◆ TASK INSTRUCTIONS
Find the lines of data that contain the string "Barat", then list them.

########################################

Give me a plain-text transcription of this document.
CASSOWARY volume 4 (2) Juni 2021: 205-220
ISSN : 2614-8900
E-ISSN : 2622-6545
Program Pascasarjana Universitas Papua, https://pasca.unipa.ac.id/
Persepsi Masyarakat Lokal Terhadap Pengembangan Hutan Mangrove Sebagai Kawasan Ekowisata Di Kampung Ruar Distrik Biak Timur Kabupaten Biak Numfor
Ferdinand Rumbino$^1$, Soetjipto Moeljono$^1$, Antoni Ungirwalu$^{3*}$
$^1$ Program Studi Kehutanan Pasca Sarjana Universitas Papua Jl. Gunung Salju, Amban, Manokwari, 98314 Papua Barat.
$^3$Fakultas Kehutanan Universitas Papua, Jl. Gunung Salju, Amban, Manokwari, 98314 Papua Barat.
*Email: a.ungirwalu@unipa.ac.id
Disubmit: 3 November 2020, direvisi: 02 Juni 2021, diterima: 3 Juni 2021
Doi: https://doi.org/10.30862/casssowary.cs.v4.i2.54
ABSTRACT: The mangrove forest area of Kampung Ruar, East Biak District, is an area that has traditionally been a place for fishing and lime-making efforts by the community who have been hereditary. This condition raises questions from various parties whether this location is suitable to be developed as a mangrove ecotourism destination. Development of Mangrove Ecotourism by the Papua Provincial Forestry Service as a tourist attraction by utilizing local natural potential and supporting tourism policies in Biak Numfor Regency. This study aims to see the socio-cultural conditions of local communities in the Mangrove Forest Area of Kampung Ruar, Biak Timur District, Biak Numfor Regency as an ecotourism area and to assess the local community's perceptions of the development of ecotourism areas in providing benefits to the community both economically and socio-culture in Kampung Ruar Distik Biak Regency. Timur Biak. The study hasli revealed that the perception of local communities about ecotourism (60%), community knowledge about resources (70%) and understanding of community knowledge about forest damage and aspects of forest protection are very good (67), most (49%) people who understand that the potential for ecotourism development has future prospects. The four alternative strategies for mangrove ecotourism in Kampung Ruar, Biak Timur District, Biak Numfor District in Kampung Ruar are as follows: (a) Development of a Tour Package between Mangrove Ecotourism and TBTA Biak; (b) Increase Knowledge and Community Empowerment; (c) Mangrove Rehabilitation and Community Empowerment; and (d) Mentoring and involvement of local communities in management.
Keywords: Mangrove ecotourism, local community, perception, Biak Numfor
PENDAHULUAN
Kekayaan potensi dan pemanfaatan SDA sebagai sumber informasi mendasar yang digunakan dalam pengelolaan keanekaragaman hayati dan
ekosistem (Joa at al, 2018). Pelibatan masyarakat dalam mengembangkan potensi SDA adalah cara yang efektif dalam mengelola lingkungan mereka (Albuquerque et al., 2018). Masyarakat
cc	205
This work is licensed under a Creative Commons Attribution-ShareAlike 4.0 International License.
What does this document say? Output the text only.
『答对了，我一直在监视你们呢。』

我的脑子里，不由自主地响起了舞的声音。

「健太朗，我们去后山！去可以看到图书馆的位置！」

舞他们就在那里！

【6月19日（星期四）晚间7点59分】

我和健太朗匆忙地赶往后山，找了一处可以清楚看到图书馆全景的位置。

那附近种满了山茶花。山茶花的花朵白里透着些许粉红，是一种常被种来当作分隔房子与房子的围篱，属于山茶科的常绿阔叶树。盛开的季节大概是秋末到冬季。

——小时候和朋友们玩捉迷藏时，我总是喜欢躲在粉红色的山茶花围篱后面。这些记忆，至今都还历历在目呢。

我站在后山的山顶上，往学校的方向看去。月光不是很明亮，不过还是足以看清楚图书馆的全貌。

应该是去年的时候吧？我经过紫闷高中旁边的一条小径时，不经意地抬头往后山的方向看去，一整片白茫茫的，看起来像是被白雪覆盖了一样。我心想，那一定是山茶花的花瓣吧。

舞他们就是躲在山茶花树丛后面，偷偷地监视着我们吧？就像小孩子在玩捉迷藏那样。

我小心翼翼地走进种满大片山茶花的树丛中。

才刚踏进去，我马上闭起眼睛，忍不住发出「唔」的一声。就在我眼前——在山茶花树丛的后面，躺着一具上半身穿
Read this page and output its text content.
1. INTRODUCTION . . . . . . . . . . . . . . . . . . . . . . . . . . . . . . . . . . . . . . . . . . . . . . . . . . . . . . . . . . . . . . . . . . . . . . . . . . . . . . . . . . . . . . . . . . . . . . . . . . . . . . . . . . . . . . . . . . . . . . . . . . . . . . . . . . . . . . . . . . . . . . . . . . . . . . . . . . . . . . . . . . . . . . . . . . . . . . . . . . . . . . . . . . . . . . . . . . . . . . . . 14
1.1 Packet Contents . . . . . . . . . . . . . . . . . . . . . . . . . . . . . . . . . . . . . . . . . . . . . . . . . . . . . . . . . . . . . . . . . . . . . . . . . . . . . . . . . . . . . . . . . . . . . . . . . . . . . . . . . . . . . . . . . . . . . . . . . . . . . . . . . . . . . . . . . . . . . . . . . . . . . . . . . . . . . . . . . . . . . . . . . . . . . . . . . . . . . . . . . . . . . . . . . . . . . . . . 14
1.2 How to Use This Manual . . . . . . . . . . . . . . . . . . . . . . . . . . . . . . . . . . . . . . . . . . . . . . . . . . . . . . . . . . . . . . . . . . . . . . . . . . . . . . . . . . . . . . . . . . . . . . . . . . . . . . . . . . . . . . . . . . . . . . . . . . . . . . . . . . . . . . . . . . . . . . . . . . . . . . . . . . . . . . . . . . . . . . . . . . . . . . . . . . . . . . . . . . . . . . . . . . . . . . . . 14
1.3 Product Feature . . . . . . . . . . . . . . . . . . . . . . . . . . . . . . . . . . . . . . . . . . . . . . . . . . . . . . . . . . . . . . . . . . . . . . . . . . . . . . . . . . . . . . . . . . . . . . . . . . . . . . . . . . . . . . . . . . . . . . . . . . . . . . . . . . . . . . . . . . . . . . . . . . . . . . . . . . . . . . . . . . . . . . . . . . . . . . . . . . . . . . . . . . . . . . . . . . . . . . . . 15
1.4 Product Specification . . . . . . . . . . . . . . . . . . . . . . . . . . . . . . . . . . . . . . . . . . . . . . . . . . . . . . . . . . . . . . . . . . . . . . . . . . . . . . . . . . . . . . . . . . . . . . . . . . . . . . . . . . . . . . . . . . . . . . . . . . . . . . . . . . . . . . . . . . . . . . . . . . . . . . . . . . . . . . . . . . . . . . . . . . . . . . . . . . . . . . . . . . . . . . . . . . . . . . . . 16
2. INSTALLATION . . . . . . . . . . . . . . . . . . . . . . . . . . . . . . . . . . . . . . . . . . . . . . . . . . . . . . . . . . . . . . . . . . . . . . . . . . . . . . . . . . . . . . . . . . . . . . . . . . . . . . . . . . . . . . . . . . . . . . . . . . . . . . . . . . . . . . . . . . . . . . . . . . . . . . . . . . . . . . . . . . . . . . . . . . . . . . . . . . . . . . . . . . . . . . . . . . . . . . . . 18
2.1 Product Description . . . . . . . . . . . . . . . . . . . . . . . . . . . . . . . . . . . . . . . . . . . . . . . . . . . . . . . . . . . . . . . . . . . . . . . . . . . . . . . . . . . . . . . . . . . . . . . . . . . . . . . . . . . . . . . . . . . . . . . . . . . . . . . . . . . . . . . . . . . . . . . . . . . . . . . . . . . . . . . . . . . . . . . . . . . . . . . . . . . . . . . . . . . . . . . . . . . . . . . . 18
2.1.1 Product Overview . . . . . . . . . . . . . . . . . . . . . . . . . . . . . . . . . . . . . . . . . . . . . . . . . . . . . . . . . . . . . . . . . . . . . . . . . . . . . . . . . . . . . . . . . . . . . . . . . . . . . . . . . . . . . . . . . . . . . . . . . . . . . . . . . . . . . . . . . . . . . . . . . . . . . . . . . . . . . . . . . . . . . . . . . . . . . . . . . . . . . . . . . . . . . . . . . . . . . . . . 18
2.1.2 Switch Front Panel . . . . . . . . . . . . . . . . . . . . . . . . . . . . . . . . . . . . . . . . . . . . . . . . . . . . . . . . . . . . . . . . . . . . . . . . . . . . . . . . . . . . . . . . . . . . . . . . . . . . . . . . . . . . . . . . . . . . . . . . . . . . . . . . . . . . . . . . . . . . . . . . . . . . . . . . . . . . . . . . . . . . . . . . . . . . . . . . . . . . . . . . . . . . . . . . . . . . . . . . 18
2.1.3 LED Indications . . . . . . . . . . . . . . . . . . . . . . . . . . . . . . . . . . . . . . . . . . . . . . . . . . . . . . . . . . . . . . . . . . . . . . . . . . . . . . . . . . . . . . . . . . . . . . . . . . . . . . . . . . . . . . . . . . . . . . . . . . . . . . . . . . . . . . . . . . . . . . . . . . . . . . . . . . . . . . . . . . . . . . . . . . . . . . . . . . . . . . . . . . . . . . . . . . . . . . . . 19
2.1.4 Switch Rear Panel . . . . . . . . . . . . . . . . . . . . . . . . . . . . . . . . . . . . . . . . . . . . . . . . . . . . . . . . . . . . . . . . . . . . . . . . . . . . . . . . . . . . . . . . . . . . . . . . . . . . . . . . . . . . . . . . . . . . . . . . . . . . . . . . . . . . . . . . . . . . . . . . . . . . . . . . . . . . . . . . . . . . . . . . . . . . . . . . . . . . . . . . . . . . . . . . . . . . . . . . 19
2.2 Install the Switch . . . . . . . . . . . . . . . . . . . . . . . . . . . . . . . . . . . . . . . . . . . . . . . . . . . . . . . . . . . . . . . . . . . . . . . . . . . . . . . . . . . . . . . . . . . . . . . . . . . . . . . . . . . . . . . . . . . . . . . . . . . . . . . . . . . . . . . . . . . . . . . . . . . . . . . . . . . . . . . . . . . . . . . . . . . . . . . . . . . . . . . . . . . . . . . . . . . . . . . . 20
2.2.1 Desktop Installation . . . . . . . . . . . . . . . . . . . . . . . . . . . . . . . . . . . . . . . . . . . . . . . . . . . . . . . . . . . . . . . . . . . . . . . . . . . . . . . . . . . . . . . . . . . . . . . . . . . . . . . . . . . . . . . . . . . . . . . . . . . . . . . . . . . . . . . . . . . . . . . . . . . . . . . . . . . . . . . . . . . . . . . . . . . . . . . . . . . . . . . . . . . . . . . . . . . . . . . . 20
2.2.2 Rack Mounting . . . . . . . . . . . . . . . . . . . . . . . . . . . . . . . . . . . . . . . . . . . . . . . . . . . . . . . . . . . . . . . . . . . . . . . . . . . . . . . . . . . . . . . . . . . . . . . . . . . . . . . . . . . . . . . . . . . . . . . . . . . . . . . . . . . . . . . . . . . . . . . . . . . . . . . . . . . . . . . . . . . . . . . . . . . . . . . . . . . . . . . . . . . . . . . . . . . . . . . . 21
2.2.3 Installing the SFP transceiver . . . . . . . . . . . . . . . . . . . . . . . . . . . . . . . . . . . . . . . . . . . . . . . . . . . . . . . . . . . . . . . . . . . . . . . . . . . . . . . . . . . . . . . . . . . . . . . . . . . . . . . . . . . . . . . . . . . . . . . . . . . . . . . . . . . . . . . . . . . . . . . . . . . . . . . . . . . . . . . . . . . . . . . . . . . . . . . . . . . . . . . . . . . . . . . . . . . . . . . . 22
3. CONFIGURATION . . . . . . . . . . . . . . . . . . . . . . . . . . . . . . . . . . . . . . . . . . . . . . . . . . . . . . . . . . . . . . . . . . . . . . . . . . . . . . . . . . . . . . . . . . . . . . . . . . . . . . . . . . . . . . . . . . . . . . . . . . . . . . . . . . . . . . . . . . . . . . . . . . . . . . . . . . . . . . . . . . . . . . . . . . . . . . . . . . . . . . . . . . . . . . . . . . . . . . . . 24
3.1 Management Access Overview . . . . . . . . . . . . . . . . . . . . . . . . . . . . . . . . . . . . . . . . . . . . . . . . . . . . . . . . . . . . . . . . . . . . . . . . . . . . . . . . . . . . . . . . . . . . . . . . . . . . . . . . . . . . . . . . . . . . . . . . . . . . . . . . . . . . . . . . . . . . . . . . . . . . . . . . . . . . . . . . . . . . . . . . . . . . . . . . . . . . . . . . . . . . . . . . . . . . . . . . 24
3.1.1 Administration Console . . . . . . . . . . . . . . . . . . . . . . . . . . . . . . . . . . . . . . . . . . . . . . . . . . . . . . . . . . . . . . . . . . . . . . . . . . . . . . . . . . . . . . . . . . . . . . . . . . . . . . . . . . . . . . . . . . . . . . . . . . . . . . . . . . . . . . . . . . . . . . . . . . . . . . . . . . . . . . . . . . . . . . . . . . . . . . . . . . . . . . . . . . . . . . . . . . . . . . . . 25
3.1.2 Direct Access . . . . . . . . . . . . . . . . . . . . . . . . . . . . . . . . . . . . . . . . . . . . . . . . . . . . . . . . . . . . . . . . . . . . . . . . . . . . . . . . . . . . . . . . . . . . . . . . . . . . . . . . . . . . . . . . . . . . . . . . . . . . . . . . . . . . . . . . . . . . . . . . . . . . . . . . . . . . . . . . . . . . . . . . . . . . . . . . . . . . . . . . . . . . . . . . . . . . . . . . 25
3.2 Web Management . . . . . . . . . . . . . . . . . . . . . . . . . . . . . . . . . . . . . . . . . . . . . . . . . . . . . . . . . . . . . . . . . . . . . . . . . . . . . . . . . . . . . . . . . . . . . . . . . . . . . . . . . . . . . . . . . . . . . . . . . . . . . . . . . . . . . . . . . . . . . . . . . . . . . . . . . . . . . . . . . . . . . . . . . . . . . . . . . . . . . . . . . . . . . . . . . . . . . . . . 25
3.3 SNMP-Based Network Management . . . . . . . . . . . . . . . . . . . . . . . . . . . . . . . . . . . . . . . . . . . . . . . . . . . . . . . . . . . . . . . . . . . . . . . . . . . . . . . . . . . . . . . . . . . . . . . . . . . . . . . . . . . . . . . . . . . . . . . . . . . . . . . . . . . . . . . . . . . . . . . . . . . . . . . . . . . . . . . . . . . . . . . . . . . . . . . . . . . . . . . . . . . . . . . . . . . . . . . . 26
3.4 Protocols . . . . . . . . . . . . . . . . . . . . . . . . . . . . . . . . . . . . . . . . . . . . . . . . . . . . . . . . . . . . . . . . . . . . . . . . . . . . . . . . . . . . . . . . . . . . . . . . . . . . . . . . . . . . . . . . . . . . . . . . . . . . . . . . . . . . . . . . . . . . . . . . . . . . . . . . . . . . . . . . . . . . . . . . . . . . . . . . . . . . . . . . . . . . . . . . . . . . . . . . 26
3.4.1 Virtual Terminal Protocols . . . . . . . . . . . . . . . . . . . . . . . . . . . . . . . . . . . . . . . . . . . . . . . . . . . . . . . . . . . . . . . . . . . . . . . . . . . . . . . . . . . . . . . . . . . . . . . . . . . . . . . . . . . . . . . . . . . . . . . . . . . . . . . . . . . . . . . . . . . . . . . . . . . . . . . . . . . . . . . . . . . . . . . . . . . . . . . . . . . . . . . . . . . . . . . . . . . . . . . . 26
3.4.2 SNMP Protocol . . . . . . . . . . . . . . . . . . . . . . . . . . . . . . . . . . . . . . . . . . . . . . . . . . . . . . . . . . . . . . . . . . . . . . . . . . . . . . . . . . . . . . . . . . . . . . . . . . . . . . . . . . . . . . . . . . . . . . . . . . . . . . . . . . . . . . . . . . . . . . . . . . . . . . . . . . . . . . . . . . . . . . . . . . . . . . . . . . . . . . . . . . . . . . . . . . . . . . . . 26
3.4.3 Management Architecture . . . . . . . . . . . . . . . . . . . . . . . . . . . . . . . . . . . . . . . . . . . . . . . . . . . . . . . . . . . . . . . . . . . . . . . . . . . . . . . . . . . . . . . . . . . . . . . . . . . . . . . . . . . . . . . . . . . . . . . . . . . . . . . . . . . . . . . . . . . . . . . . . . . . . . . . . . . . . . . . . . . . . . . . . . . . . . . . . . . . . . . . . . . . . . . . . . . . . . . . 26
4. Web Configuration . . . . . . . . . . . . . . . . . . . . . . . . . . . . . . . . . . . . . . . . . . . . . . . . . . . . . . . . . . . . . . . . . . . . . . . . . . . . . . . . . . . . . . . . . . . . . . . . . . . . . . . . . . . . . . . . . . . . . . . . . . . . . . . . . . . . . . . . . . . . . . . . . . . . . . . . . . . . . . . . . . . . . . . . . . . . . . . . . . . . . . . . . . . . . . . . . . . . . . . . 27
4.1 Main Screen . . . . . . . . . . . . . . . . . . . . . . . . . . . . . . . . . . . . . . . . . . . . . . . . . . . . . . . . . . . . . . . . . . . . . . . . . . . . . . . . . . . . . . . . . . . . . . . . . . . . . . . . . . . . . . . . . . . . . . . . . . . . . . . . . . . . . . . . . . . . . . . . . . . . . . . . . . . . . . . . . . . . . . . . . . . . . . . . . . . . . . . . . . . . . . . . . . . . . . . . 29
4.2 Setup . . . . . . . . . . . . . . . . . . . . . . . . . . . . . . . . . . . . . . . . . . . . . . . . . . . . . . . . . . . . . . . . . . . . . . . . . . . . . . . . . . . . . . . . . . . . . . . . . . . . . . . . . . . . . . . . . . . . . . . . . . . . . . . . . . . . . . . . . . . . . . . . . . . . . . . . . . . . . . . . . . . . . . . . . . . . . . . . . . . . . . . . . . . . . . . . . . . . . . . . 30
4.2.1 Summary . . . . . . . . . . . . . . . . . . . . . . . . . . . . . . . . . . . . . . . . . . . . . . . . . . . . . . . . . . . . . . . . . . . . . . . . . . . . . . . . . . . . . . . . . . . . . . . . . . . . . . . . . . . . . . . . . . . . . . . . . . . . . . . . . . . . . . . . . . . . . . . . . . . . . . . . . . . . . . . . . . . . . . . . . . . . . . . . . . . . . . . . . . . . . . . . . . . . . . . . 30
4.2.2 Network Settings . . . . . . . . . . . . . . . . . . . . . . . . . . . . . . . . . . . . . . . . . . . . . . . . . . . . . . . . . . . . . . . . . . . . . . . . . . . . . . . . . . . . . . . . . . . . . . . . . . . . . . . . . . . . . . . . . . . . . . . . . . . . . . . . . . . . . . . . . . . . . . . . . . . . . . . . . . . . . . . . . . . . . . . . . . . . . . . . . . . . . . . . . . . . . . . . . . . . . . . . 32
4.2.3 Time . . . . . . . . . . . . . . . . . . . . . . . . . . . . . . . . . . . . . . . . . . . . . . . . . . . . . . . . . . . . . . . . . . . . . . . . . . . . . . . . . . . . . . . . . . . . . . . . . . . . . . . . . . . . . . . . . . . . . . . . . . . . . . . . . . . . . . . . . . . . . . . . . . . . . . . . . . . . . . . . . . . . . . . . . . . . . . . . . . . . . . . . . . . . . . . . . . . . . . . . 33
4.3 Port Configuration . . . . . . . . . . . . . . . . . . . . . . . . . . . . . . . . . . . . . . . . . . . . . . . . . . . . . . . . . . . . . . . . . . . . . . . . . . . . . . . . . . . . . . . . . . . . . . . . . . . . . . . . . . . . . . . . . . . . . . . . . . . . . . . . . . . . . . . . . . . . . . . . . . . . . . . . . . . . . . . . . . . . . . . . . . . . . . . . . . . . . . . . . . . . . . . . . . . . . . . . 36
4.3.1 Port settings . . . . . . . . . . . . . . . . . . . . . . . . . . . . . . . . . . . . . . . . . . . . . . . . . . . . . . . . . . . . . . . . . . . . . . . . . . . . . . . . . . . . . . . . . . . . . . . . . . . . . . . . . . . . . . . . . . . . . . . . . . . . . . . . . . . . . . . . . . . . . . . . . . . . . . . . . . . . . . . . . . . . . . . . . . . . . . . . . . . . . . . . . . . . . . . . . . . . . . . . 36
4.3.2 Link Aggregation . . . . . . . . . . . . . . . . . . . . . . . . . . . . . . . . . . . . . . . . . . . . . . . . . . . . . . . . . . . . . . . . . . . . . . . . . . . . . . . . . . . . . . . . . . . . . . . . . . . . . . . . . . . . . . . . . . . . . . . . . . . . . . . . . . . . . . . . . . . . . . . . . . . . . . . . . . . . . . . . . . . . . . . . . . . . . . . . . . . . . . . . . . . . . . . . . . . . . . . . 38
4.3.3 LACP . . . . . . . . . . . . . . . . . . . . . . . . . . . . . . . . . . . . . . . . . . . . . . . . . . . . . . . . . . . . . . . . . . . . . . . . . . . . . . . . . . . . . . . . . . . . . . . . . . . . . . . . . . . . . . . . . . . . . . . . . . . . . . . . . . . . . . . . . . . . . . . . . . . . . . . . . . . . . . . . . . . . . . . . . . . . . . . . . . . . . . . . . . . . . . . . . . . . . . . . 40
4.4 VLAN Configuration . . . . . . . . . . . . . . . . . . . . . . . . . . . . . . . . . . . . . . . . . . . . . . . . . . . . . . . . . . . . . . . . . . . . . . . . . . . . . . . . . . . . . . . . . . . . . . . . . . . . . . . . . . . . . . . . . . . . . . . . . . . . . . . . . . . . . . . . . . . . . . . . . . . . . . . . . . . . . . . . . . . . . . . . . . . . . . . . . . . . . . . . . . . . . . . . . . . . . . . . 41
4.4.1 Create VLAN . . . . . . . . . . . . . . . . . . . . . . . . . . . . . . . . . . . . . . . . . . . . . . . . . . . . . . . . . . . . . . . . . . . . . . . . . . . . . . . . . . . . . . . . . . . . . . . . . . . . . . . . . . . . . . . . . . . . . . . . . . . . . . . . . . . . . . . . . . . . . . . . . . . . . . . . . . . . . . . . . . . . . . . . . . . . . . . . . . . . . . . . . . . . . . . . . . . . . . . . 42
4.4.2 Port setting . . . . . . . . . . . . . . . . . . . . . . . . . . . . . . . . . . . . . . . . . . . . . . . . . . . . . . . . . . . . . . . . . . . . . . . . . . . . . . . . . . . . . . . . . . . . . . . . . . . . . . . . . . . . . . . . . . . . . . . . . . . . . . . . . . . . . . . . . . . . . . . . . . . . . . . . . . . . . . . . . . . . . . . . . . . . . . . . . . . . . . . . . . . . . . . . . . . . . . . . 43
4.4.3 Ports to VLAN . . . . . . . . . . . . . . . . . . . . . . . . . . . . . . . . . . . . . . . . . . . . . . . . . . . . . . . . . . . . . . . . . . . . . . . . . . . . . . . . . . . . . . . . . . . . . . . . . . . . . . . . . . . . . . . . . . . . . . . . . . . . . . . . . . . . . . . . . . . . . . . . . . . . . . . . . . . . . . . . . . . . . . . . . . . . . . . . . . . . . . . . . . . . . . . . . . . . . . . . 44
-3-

########################################

◆ ANSWER TO THIS PROBLEM
$^1$ Program Studi Kehutanan Pasca Sarjana Universitas Papua Jl. Gunung Salju, Amban, Manokwari, 98314 Papua Barat.
$^3$Fakultas Kehutanan Universitas Papua, Jl. Gunung Salju, Amban, Manokwari, 98314 Papua Barat.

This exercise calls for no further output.